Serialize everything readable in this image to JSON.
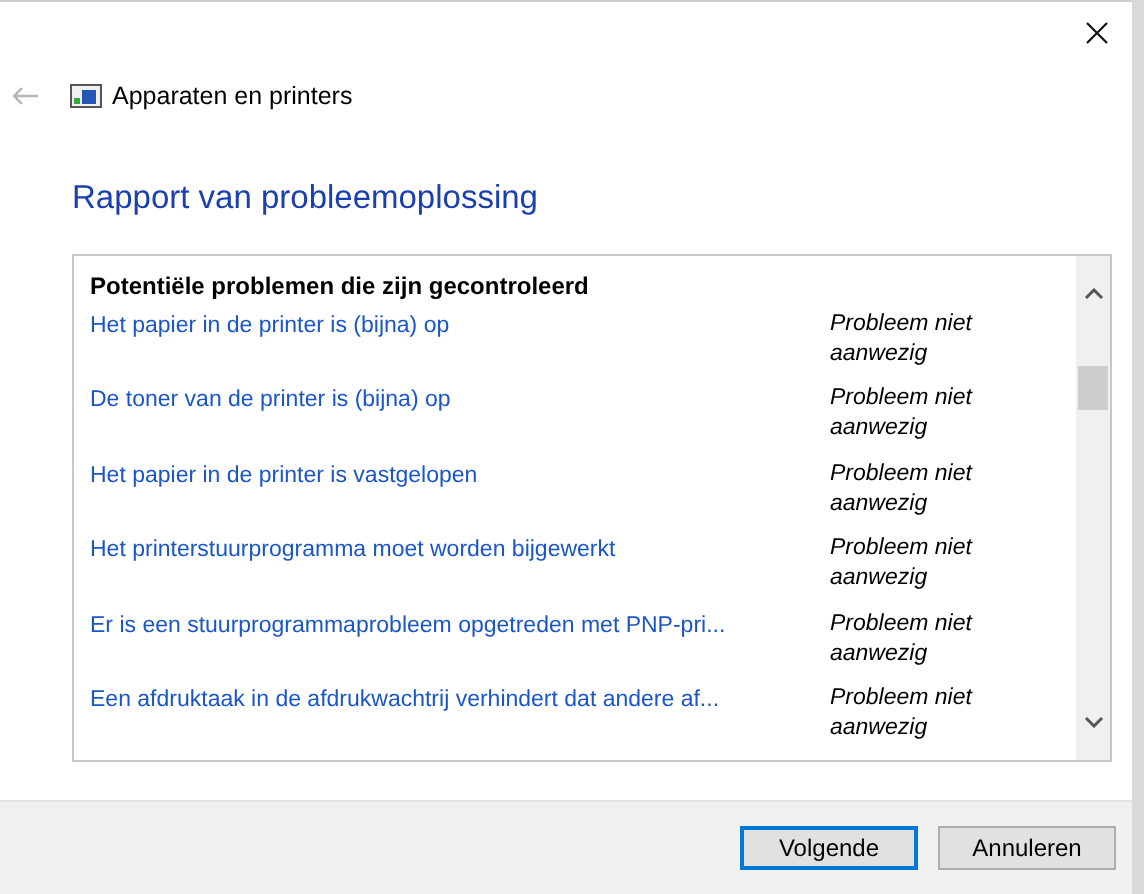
{
  "nav": {
    "title": "Apparaten en printers"
  },
  "heading": "Rapport van probleemoplossing",
  "list": {
    "header": "Potentiële problemen die zijn gecontroleerd",
    "rows": [
      {
        "problem": "Het papier in de printer is (bijna) op",
        "status": "Probleem niet aanwezig"
      },
      {
        "problem": "De toner van de printer is (bijna) op",
        "status": "Probleem niet aanwezig"
      },
      {
        "problem": "Het papier in de printer is vastgelopen",
        "status": "Probleem niet aanwezig"
      },
      {
        "problem": "Het printerstuurprogramma moet worden bijgewerkt",
        "status": "Probleem niet aanwezig"
      },
      {
        "problem": "Er is een stuurprogrammaprobleem opgetreden met PNP-pri...",
        "status": "Probleem niet aanwezig"
      },
      {
        "problem": "Een afdruktaak in de afdrukwachtrij verhindert dat andere af...",
        "status": "Probleem niet aanwezig"
      }
    ]
  },
  "buttons": [
    {
      "label": "Volgende",
      "selected": true
    },
    {
      "label": "Annuleren",
      "selected": false
    }
  ]
}
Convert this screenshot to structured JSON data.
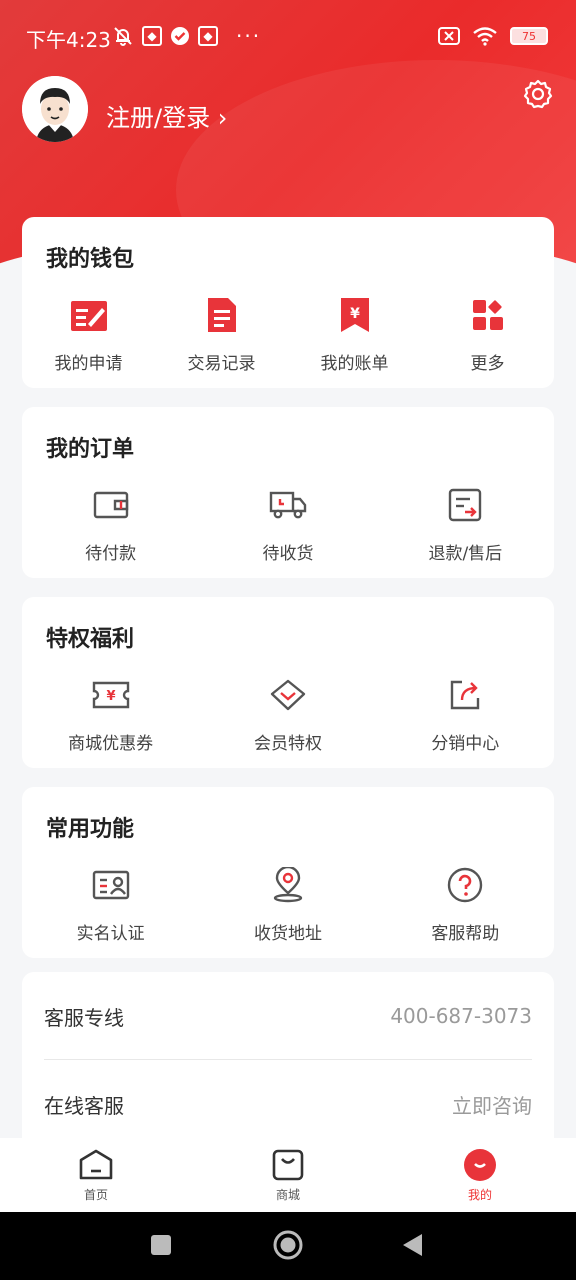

******************************

TO DO —
Leaving all pictures aside, quote each record exactly.

EXERCISE RESULT —
Serialize everything readable in this image to JSON.
{
  "nav": {
    "title": "Apparaten en printers"
  },
  "heading": "Rapport van probleemoplossing",
  "list": {
    "header": "Potentiële problemen die zijn gecontroleerd",
    "rows": [
      {
        "problem": "Het papier in de printer is (bijna) op",
        "status": "Probleem niet aanwezig"
      },
      {
        "problem": "De toner van de printer is (bijna) op",
        "status": "Probleem niet aanwezig"
      },
      {
        "problem": "Het papier in de printer is vastgelopen",
        "status": "Probleem niet aanwezig"
      },
      {
        "problem": "Het printerstuurprogramma moet worden bijgewerkt",
        "status": "Probleem niet aanwezig"
      },
      {
        "problem": "Er is een stuurprogrammaprobleem opgetreden met PNP-pri...",
        "status": "Probleem niet aanwezig"
      },
      {
        "problem": "Een afdruktaak in de afdrukwachtrij verhindert dat andere af...",
        "status": "Probleem niet aanwezig"
      }
    ]
  },
  "buttons": [
    {
      "label": "Volgende",
      "selected": true
    },
    {
      "label": "Annuleren",
      "selected": false
    }
  ]
}
Convert this screenshot to structured JSON data.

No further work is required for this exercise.